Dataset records

--- START ---

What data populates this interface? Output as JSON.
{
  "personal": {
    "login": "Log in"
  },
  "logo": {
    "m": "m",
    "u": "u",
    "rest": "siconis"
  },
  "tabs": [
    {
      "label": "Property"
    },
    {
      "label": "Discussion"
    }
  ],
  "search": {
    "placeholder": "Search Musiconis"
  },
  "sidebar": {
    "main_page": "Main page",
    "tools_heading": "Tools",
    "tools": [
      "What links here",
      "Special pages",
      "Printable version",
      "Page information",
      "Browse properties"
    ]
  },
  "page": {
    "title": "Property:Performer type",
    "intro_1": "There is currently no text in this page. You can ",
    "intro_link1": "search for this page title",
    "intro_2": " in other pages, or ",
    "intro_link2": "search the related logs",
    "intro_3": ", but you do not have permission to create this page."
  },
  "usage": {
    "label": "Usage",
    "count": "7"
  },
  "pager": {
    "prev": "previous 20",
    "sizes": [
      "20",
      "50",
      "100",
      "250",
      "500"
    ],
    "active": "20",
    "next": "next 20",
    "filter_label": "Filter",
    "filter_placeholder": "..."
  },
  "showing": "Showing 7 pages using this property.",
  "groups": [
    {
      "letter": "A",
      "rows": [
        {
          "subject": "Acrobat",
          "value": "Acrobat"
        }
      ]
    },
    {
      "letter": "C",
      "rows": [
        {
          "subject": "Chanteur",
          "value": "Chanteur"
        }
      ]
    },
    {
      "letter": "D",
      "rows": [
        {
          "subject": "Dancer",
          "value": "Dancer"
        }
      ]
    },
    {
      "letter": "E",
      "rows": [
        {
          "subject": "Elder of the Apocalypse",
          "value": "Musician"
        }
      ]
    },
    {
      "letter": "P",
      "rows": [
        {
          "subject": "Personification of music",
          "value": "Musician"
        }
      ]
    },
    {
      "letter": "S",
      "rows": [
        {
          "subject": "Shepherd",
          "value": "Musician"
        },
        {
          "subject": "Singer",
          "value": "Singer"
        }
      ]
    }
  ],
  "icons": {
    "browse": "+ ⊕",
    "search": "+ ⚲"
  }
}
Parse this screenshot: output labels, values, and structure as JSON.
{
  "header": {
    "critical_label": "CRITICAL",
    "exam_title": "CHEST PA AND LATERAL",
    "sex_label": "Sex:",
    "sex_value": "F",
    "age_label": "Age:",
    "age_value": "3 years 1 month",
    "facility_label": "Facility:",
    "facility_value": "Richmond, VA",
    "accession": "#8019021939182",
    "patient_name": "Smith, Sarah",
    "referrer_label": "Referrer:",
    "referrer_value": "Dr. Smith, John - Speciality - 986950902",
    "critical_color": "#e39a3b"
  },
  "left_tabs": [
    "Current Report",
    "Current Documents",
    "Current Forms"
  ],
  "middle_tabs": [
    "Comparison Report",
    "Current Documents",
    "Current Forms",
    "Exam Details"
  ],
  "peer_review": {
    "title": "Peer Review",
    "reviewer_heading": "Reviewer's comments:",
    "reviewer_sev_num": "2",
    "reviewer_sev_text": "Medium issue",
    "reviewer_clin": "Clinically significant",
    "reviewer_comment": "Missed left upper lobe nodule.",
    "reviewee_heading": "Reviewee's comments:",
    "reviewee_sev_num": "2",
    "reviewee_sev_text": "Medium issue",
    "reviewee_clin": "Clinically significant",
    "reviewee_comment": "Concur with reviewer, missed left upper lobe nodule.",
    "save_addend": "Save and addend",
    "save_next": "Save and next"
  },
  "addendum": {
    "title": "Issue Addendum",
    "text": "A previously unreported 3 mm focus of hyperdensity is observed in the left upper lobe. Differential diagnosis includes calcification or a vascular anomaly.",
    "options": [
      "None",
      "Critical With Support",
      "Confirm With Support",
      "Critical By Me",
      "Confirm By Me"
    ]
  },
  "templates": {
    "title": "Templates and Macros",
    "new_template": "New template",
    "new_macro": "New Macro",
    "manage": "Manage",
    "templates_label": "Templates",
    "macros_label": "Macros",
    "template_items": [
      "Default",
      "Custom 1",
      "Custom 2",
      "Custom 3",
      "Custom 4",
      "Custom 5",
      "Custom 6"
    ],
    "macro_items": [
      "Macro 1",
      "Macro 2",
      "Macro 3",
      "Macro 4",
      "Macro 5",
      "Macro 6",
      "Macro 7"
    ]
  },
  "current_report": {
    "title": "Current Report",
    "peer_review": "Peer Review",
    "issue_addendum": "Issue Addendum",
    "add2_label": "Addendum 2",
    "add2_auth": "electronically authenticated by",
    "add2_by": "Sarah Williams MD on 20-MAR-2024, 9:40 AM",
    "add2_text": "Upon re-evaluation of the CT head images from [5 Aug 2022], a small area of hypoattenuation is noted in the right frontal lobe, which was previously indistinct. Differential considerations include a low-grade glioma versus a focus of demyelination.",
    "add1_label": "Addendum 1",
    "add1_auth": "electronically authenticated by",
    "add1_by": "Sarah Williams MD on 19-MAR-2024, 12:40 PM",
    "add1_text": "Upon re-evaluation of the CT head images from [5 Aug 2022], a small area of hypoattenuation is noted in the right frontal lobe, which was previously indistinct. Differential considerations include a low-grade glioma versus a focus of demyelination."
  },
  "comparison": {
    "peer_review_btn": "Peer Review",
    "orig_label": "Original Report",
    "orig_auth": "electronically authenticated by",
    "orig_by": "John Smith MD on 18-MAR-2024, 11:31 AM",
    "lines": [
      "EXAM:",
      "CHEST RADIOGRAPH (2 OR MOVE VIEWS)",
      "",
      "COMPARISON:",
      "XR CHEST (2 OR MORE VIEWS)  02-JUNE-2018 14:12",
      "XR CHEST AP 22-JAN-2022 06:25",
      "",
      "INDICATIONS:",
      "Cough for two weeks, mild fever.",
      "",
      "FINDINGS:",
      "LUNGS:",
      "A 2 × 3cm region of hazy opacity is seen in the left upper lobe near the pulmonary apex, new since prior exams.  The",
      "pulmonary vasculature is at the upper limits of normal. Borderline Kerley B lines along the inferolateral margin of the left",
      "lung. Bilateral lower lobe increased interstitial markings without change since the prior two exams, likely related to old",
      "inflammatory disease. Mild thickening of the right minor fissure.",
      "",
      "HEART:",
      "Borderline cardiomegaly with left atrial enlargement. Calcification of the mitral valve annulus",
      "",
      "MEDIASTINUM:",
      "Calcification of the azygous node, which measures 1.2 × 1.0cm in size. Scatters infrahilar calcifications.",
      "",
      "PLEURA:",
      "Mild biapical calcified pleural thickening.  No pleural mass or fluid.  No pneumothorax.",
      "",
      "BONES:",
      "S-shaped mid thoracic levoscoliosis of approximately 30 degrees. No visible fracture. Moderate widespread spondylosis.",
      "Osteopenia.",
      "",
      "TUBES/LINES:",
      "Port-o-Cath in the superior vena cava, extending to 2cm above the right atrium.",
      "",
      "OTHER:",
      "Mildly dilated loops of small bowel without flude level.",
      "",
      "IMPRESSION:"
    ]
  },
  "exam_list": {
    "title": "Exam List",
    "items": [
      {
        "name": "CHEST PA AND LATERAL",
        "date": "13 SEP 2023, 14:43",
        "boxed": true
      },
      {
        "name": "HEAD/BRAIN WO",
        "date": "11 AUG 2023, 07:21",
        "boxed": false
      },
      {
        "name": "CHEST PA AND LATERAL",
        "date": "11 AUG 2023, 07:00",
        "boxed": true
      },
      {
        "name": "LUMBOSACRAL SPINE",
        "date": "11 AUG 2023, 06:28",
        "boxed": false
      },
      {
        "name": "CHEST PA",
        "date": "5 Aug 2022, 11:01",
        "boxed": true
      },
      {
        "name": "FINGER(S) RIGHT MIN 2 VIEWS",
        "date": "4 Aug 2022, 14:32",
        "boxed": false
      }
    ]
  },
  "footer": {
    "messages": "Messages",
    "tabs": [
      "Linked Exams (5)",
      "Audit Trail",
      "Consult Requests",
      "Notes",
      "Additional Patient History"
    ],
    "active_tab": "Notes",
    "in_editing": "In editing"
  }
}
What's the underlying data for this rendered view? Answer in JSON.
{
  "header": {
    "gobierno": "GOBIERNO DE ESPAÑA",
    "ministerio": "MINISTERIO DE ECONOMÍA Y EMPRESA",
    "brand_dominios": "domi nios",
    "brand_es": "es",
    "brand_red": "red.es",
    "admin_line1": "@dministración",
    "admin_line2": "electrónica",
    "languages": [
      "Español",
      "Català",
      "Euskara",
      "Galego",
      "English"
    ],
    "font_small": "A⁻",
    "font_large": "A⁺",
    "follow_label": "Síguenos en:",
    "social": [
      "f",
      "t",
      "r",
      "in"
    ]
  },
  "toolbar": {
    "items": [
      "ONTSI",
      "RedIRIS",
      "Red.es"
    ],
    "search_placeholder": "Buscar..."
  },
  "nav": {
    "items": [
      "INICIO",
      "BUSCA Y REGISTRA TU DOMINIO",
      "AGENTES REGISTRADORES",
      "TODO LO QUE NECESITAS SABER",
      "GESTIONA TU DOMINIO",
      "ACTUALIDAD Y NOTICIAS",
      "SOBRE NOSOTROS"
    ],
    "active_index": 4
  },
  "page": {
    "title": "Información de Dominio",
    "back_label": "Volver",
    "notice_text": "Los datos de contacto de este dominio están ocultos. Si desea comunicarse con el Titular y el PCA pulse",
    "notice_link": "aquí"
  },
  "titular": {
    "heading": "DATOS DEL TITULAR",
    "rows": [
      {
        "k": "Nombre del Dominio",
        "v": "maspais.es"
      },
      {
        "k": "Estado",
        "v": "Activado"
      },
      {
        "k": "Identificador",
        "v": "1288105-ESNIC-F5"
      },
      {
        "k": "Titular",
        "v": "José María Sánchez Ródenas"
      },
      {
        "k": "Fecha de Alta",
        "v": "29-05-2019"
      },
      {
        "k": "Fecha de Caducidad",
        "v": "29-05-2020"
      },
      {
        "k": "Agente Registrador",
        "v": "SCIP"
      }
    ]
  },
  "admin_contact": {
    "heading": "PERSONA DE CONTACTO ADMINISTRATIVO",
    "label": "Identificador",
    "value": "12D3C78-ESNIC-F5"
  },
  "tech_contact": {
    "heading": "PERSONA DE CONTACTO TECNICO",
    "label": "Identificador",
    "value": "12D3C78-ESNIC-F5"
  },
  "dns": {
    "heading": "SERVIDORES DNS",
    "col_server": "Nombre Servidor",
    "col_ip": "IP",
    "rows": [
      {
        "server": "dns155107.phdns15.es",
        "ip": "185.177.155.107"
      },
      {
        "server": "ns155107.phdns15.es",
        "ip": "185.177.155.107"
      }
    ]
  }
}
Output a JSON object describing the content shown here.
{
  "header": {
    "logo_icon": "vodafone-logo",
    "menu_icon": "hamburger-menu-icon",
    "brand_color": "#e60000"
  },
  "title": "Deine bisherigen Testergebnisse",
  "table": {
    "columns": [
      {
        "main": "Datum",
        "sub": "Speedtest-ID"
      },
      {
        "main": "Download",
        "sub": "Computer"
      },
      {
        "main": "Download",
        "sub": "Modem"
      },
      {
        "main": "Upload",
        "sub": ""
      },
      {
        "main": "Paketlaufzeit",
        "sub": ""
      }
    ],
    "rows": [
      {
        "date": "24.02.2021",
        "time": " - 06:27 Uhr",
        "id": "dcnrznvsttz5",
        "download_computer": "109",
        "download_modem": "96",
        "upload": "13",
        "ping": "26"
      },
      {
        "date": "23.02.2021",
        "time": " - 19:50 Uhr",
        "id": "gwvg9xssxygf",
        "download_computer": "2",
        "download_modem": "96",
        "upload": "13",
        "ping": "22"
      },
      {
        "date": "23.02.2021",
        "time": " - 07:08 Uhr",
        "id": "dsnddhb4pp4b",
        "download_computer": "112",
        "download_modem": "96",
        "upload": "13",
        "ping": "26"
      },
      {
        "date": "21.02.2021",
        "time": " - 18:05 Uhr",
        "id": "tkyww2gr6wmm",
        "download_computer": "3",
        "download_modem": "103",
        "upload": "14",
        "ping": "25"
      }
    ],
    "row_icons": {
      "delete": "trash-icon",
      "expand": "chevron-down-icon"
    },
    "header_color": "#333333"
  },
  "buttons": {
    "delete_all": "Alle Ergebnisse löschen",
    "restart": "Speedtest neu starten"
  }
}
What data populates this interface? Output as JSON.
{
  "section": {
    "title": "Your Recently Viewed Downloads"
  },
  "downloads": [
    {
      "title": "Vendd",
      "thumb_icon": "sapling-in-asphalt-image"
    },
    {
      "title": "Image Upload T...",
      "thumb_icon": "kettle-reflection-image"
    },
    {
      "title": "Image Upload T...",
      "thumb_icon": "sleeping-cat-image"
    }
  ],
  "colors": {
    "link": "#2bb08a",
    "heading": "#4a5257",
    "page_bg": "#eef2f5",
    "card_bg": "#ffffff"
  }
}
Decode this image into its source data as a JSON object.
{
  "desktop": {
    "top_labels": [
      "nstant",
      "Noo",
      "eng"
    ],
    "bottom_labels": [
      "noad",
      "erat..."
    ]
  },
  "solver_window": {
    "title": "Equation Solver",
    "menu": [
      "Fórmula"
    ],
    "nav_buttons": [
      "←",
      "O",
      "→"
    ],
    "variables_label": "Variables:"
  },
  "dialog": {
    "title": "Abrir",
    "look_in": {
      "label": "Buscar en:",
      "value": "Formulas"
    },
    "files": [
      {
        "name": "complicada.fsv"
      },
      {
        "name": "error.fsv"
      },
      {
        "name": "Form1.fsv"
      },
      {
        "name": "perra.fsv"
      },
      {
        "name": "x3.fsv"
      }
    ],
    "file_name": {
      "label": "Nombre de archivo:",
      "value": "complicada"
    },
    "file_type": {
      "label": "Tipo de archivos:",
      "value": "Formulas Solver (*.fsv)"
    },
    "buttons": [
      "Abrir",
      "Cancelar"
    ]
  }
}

--- END ---

# Written task
Scan the lines above for "prior", then copy every one that has it.

# Response
      "A 2 × 3cm region of hazy opacity is seen in the left upper lobe near the pulmonary apex, new since prior exams.  The",
      "lung. Bilateral lower lobe increased interstitial markings without change since the prior two exams, likely related to old",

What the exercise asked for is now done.